*ENTRIES PROVIDED*.
******

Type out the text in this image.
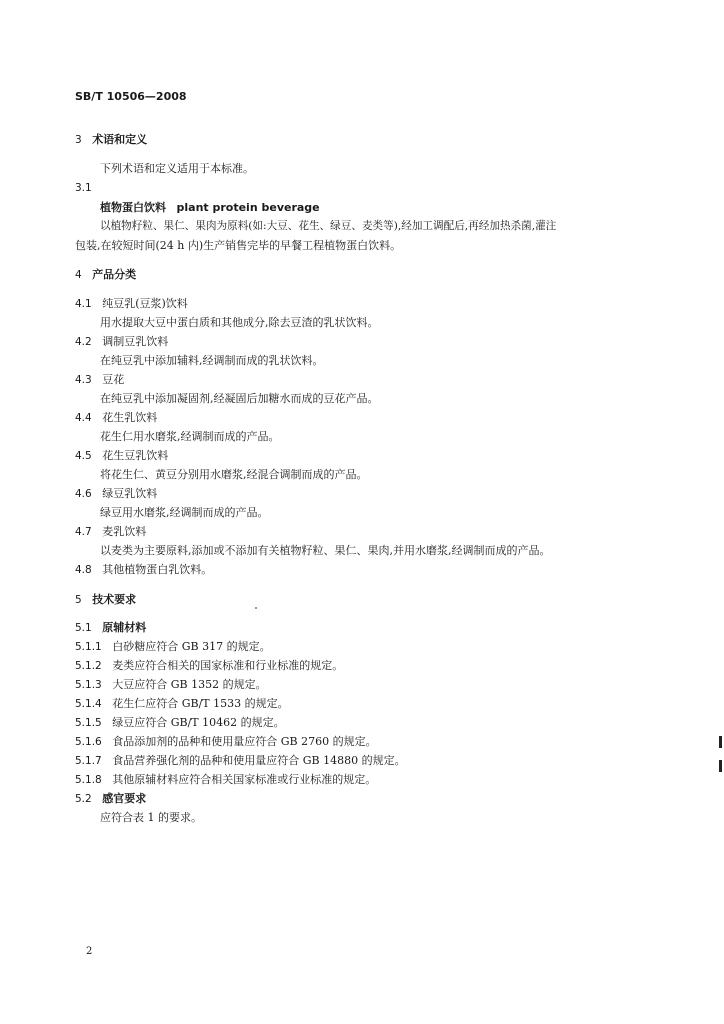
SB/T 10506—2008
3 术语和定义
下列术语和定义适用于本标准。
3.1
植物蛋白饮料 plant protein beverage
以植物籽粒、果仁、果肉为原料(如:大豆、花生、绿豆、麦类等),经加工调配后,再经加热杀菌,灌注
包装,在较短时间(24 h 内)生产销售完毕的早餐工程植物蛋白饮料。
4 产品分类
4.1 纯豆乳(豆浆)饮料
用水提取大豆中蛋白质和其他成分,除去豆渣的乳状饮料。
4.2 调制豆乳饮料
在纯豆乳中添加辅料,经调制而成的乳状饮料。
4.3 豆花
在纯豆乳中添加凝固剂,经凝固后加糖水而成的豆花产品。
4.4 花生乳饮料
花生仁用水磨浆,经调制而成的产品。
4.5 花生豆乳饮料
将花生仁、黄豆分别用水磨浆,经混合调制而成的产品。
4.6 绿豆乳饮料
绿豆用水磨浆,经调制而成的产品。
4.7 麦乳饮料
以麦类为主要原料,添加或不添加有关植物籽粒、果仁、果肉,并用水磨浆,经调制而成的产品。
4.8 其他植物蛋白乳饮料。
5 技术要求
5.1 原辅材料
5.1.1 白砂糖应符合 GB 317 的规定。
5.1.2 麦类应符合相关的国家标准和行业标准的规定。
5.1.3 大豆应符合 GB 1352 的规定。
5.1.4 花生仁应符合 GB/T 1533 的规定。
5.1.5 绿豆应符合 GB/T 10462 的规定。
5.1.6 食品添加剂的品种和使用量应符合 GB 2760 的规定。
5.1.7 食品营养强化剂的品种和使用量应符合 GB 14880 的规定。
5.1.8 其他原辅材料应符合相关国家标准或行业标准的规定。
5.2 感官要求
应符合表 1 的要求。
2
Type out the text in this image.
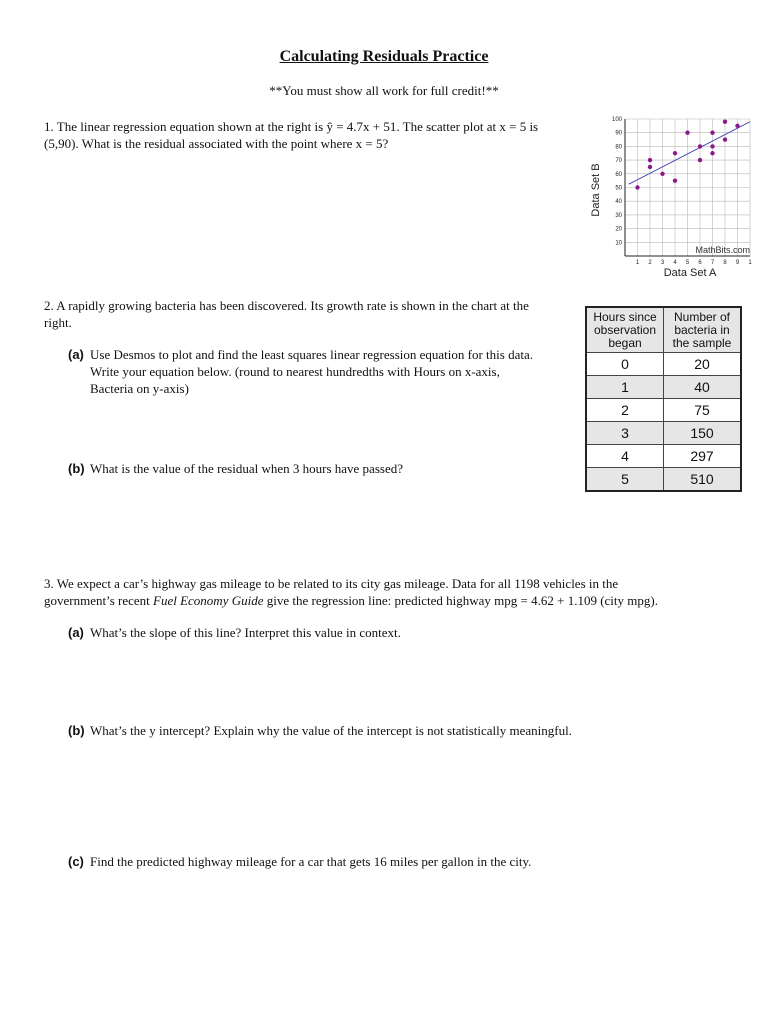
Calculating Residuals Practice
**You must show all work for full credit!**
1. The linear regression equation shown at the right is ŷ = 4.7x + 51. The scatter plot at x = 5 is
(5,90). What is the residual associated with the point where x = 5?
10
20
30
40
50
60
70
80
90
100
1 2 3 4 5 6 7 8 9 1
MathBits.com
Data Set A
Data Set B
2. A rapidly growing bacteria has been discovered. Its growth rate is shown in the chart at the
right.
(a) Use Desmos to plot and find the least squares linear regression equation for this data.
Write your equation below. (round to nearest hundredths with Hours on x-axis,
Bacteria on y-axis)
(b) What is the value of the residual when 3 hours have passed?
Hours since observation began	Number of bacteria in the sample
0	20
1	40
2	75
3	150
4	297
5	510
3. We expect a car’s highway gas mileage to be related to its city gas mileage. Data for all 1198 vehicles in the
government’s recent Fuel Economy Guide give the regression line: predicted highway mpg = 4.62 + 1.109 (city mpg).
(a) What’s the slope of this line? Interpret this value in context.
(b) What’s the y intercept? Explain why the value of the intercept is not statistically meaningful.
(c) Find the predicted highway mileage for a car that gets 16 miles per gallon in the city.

******

*WHAT TO PRODUCE*.
Whenever "value" shows up in a line of the listing, copy that whole line.

*SOLUTION TO THIS PROBLEM*.
(b) What is the value of the residual when 3 hours have passed?
(a) What’s the slope of this line? Interpret this value in context.
(b) What’s the y intercept? Explain why the value of the intercept is not statistically meaningful.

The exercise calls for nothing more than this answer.